╭──
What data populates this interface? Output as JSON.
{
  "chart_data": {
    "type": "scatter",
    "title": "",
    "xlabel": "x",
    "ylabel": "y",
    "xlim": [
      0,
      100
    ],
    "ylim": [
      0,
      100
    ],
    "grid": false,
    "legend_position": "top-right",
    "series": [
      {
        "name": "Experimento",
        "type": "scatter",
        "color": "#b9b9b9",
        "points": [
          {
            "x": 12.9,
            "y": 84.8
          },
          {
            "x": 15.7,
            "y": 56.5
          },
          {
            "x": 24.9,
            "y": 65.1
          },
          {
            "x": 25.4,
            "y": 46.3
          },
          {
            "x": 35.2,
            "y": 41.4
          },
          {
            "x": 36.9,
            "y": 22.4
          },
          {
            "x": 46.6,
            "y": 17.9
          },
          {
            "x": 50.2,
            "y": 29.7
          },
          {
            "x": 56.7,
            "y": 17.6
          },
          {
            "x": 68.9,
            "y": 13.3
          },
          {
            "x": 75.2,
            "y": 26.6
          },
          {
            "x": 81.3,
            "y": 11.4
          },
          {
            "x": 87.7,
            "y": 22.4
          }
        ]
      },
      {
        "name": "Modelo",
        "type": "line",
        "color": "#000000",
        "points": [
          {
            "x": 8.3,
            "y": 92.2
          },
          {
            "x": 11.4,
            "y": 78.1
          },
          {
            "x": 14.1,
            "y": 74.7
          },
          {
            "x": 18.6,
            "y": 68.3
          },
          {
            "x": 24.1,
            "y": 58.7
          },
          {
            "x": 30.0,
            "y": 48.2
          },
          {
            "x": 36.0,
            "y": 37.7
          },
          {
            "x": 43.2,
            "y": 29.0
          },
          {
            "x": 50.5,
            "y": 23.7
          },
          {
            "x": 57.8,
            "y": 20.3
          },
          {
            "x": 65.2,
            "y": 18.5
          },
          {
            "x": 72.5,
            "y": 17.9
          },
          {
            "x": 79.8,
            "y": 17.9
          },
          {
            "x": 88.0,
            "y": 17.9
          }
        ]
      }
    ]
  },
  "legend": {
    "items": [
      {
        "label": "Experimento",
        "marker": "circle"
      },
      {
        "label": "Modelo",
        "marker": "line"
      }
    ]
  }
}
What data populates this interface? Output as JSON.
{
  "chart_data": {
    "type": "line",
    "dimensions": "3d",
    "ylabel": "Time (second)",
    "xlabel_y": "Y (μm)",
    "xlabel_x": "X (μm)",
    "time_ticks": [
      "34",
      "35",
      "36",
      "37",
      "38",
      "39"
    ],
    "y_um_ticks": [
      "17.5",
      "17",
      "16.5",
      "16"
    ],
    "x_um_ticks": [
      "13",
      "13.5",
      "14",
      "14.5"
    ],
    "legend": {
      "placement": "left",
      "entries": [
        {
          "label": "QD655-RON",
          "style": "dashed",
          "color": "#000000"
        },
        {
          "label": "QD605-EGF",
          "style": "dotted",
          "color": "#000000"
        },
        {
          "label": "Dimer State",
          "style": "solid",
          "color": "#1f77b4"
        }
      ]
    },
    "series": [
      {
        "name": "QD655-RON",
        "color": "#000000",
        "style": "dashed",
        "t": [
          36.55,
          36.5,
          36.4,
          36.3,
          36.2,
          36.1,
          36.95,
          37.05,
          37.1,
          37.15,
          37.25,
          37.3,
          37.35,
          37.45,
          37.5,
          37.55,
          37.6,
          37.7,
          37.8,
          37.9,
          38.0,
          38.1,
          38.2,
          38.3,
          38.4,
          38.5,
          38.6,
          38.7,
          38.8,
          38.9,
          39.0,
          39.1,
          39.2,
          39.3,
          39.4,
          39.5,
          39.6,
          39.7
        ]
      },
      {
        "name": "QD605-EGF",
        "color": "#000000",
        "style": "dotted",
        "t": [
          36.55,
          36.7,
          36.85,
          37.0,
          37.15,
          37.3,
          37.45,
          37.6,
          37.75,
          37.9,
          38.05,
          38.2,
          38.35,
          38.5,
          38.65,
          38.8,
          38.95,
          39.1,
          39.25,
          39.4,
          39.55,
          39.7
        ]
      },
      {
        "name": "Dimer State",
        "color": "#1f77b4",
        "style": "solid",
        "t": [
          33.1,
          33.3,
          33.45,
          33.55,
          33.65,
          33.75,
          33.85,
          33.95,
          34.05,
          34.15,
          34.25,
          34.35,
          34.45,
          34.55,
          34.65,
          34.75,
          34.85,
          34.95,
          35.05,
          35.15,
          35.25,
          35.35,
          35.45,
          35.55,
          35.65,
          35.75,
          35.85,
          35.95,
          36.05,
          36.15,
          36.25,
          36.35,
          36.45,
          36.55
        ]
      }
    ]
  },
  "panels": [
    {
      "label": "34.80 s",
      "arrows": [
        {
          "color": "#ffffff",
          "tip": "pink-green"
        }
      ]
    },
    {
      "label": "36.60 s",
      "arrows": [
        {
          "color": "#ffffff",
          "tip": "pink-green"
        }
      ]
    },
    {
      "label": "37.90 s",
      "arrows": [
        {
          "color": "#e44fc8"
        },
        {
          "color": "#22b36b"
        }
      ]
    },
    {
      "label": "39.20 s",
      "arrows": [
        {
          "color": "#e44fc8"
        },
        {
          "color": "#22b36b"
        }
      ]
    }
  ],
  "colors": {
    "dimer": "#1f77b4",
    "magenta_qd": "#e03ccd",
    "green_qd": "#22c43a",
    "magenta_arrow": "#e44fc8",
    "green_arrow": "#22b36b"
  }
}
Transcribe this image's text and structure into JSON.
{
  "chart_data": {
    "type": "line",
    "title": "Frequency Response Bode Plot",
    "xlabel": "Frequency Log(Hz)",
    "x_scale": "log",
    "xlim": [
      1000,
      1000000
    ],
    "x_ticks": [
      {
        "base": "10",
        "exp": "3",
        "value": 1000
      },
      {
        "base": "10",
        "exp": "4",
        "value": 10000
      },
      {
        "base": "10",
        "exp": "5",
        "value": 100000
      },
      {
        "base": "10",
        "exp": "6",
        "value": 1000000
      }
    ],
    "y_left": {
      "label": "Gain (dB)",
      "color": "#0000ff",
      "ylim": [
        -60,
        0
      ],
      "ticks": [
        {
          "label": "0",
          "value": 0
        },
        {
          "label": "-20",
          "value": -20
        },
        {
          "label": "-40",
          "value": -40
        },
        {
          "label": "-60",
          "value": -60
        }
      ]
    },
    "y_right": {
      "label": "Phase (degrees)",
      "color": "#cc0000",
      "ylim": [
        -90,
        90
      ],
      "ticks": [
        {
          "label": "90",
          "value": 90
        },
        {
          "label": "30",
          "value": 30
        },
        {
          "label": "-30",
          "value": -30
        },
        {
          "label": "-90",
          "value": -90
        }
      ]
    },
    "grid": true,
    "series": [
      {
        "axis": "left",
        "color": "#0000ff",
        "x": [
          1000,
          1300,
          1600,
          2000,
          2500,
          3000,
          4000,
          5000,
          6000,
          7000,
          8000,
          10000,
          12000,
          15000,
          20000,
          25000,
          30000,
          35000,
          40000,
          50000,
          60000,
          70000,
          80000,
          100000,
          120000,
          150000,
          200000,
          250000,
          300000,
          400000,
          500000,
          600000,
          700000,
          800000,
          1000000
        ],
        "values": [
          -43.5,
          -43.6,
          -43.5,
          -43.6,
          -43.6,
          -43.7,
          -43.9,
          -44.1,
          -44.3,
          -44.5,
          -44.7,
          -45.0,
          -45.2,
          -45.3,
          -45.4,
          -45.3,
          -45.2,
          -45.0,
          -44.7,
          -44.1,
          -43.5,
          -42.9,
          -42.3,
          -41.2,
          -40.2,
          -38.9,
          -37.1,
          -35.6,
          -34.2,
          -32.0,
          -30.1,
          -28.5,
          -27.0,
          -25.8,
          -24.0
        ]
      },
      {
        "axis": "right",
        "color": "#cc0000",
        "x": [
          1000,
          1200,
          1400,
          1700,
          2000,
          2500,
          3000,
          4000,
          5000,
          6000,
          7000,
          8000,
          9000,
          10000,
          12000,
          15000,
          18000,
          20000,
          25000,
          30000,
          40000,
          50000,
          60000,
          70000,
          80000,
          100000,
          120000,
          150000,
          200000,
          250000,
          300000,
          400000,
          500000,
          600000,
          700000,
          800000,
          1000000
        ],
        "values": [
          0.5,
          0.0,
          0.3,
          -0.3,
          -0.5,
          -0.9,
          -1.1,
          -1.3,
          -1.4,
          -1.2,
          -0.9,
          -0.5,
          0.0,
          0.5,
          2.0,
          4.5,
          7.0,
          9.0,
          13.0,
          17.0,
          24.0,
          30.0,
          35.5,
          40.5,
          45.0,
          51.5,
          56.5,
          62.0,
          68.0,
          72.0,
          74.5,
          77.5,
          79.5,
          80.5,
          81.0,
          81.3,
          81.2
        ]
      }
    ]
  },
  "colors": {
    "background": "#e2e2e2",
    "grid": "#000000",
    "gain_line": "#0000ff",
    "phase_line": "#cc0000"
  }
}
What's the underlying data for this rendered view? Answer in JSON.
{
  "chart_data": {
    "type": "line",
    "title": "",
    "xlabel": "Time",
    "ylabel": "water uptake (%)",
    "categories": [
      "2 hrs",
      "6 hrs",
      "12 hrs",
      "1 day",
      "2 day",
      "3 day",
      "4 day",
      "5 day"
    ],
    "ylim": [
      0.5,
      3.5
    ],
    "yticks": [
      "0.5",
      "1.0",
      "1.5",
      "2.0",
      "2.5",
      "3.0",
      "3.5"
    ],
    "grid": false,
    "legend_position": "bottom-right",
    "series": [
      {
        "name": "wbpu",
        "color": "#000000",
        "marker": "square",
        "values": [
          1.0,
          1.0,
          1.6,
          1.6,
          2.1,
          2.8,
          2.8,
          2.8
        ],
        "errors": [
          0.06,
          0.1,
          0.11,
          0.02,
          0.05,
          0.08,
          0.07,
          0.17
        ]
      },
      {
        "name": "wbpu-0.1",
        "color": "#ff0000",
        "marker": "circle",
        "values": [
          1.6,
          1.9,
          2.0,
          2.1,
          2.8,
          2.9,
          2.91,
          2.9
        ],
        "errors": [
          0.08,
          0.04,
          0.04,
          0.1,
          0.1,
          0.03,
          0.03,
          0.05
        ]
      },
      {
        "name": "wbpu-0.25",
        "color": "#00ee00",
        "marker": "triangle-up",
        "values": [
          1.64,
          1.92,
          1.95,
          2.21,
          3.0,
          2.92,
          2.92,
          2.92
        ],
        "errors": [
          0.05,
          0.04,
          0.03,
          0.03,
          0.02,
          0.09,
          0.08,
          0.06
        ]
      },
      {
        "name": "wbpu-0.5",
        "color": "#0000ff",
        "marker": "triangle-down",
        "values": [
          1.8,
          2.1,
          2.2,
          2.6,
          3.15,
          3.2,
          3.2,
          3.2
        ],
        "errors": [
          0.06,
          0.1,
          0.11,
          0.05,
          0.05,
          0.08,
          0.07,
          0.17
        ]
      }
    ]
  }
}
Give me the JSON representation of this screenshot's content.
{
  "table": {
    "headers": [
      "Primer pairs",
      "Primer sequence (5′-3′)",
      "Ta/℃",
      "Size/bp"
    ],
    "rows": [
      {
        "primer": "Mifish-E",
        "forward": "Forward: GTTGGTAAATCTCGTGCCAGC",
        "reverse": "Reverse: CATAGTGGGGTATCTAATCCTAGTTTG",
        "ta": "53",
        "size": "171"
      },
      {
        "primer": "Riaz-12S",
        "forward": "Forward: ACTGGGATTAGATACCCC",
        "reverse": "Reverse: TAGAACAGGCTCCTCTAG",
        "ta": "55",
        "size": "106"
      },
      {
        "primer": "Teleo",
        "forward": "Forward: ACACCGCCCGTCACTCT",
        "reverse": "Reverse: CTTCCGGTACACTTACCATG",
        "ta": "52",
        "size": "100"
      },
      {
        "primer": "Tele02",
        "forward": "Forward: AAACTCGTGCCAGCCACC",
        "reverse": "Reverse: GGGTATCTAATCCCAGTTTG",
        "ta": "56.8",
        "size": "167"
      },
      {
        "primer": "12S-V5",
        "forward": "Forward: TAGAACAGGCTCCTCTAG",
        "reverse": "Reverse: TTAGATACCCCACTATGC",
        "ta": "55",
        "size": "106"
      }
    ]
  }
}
╰──
Repeat exactly, and only, the lines of the records above, starting with the line that contains "Give me the" and ending with the final line, both included.

Give me the JSON representation of this screenshot's content.
{
  "table": {
    "headers": [
      "Primer pairs",
      "Primer sequence (5′-3′)",
      "Ta/℃",
      "Size/bp"
    ],
    "rows": [
      {
        "primer": "Mifish-E",
        "forward": "Forward: GTTGGTAAATCTCGTGCCAGC",
        "reverse": "Reverse: CATAGTGGGGTATCTAATCCTAGTTTG",
        "ta": "53",
        "size": "171"
      },
      {
        "primer": "Riaz-12S",
        "forward": "Forward: ACTGGGATTAGATACCCC",
        "reverse": "Reverse: TAGAACAGGCTCCTCTAG",
        "ta": "55",
        "size": "106"
      },
      {
        "primer": "Teleo",
        "forward": "Forward: ACACCGCCCGTCACTCT",
        "reverse": "Reverse: CTTCCGGTACACTTACCATG",
        "ta": "52",
        "size": "100"
      },
      {
        "primer": "Tele02",
        "forward": "Forward: AAACTCGTGCCAGCCACC",
        "reverse": "Reverse: GGGTATCTAATCCCAGTTTG",
        "ta": "56.8",
        "size": "167"
      },
      {
        "primer": "12S-V5",
        "forward": "Forward: TAGAACAGGCTCCTCTAG",
        "reverse": "Reverse: TTAGATACCCCACTATGC",
        "ta": "55",
        "size": "106"
      }
    ]
  }
}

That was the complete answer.